--- start Records supplied ---
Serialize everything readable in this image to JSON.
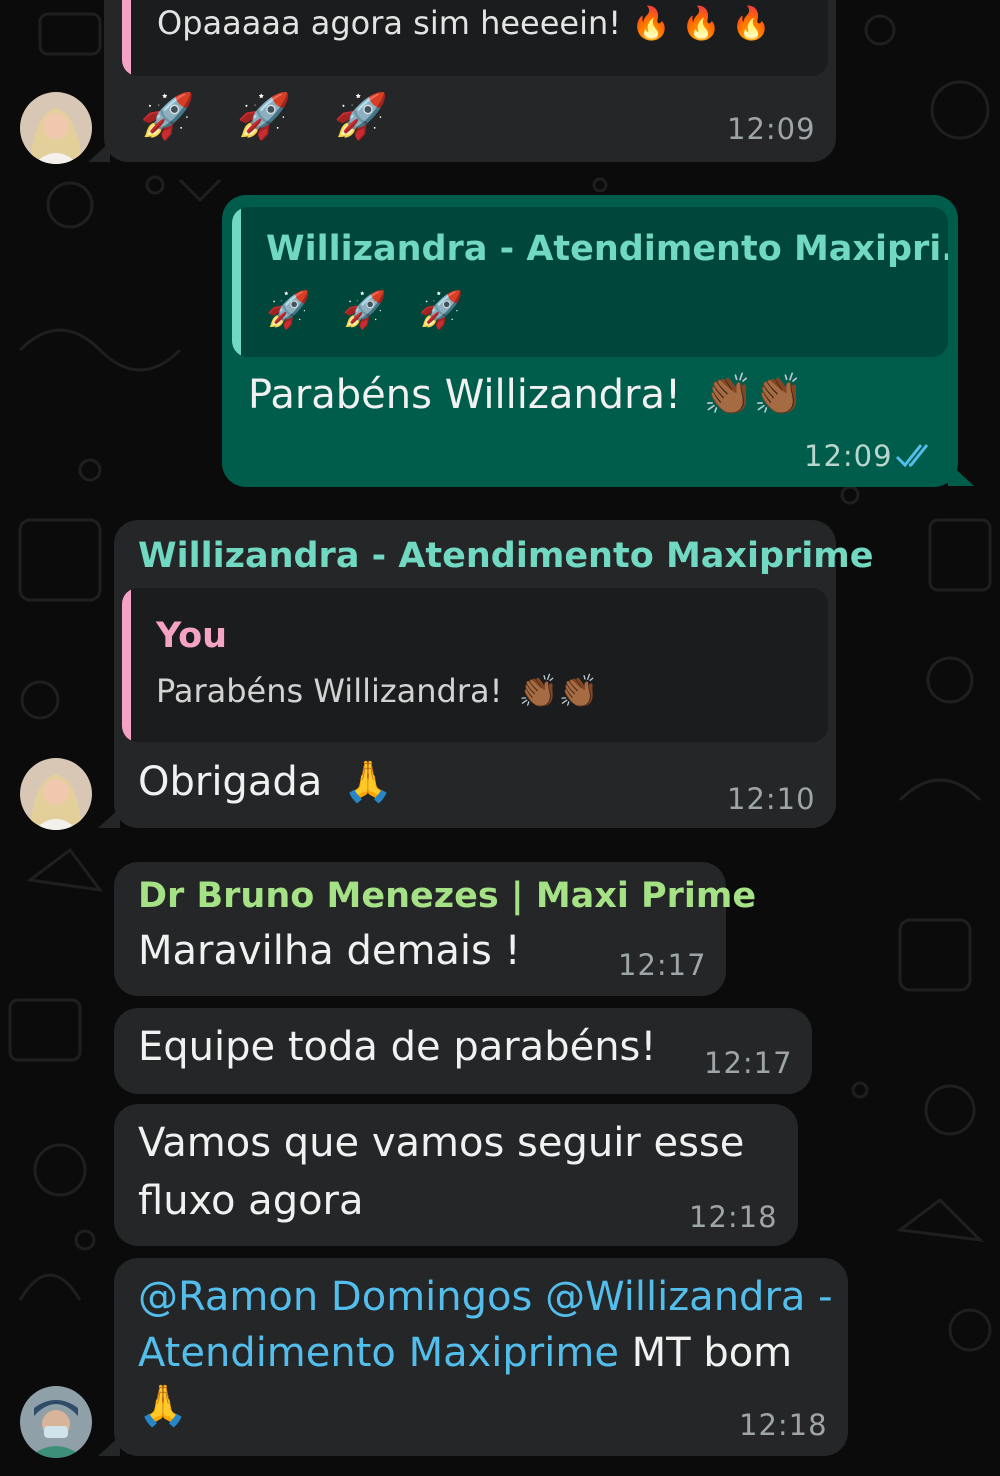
{
  "colors": {
    "background": "#0b0b0b",
    "incoming_bubble": "#242627",
    "outgoing_bubble": "#005c4b",
    "quote_bg_in": "#1b1c1d",
    "quote_bg_out": "#01463a",
    "sender_teal": "#71d9c1",
    "sender_green": "#a5e185",
    "you_pink": "#f4a3c4",
    "mention_blue": "#53bdeb",
    "read_ticks": "#53bdeb"
  },
  "messages": [
    {
      "text": "Opaaaaa agora sim heeeein!",
      "emojis": "🔥 🔥 🔥",
      "second_line_emojis": "🚀 🚀 🚀",
      "time": "12:09",
      "avatar_icon": "woman-avatar-icon"
    },
    {
      "quote_sender": "Willizandra - Atendimento Maxipri...",
      "quote_text": "🚀 🚀 🚀",
      "text": "Parabéns Willizandra!",
      "emojis": "👏🏾👏🏾",
      "time": "12:09",
      "status_icon": "read-double-check-icon"
    },
    {
      "sender": "Willizandra - Atendimento Maxiprime",
      "quote_sender": "You",
      "quote_text": "Parabéns Willizandra!",
      "quote_emojis": "👏🏾👏🏾",
      "text": "Obrigada",
      "emojis": "🙏",
      "time": "12:10",
      "avatar_icon": "woman-avatar-icon"
    },
    {
      "sender": "Dr Bruno Menezes | Maxi Prime",
      "text": "Maravilha demais !",
      "time": "12:17"
    },
    {
      "text": "Equipe toda de parabéns!",
      "time": "12:17"
    },
    {
      "line1": "Vamos que vamos seguir esse",
      "line2": "fluxo agora",
      "time": "12:18"
    },
    {
      "mention1": "@Ramon Domingos",
      "mention2_part1": "@Willizandra -",
      "mention2_part2": "Atendimento Maxiprime",
      "text": "MT bom",
      "emojis": "🙏",
      "time": "12:18",
      "avatar_icon": "doctor-avatar-icon"
    }
  ]
}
--- end Records supplied ---
Requirements :: Set down the complete material exactly, but do not include the images.

Result for this exercise ::
Serialize everything readable in this image to JSON.
{
  "colors": {
    "background": "#0b0b0b",
    "incoming_bubble": "#242627",
    "outgoing_bubble": "#005c4b",
    "quote_bg_in": "#1b1c1d",
    "quote_bg_out": "#01463a",
    "sender_teal": "#71d9c1",
    "sender_green": "#a5e185",
    "you_pink": "#f4a3c4",
    "mention_blue": "#53bdeb",
    "read_ticks": "#53bdeb"
  },
  "messages": [
    {
      "text": "Opaaaaa agora sim heeeein!",
      "emojis": "🔥 🔥 🔥",
      "second_line_emojis": "🚀 🚀 🚀",
      "time": "12:09",
      "avatar_icon": "woman-avatar-icon"
    },
    {
      "quote_sender": "Willizandra - Atendimento Maxipri...",
      "quote_text": "🚀 🚀 🚀",
      "text": "Parabéns Willizandra!",
      "emojis": "👏🏾👏🏾",
      "time": "12:09",
      "status_icon": "read-double-check-icon"
    },
    {
      "sender": "Willizandra - Atendimento Maxiprime",
      "quote_sender": "You",
      "quote_text": "Parabéns Willizandra!",
      "quote_emojis": "👏🏾👏🏾",
      "text": "Obrigada",
      "emojis": "🙏",
      "time": "12:10",
      "avatar_icon": "woman-avatar-icon"
    },
    {
      "sender": "Dr Bruno Menezes | Maxi Prime",
      "text": "Maravilha demais !",
      "time": "12:17"
    },
    {
      "text": "Equipe toda de parabéns!",
      "time": "12:17"
    },
    {
      "line1": "Vamos que vamos seguir esse",
      "line2": "fluxo agora",
      "time": "12:18"
    },
    {
      "mention1": "@Ramon Domingos",
      "mention2_part1": "@Willizandra -",
      "mention2_part2": "Atendimento Maxiprime",
      "text": "MT bom",
      "emojis": "🙏",
      "time": "12:18",
      "avatar_icon": "doctor-avatar-icon"
    }
  ]
}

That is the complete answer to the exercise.